_Do this_
For the data below, report the number of lines that contain the string "name" and nothing else.
Material to process start
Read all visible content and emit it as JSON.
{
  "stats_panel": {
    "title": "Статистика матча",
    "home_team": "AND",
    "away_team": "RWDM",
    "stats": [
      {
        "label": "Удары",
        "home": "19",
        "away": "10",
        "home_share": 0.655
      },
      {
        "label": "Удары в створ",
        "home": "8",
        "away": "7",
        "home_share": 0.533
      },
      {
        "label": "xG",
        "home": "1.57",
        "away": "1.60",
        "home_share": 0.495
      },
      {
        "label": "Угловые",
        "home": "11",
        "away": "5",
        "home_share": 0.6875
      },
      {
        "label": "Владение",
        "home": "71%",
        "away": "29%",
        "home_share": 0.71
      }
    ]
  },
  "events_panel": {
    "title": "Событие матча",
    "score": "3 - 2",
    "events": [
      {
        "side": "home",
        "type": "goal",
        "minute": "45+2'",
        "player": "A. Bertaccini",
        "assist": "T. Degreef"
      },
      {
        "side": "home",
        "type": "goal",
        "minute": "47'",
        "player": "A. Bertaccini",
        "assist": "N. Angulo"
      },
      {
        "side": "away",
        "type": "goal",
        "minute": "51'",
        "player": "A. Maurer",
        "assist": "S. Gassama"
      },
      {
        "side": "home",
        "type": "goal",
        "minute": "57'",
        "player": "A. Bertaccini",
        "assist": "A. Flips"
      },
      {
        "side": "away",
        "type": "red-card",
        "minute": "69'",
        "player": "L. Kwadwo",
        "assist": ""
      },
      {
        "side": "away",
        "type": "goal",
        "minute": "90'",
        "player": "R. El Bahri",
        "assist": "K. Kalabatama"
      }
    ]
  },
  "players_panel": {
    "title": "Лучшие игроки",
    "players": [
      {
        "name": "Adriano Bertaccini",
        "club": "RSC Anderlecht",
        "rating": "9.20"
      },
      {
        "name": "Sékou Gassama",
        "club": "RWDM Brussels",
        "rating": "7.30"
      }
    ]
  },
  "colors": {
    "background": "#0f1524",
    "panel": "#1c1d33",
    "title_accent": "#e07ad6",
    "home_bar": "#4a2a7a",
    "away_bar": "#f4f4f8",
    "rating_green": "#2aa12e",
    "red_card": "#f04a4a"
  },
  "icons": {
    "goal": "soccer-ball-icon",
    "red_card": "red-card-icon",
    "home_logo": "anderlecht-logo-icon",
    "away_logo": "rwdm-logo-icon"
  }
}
Material to process end
_The reply_
2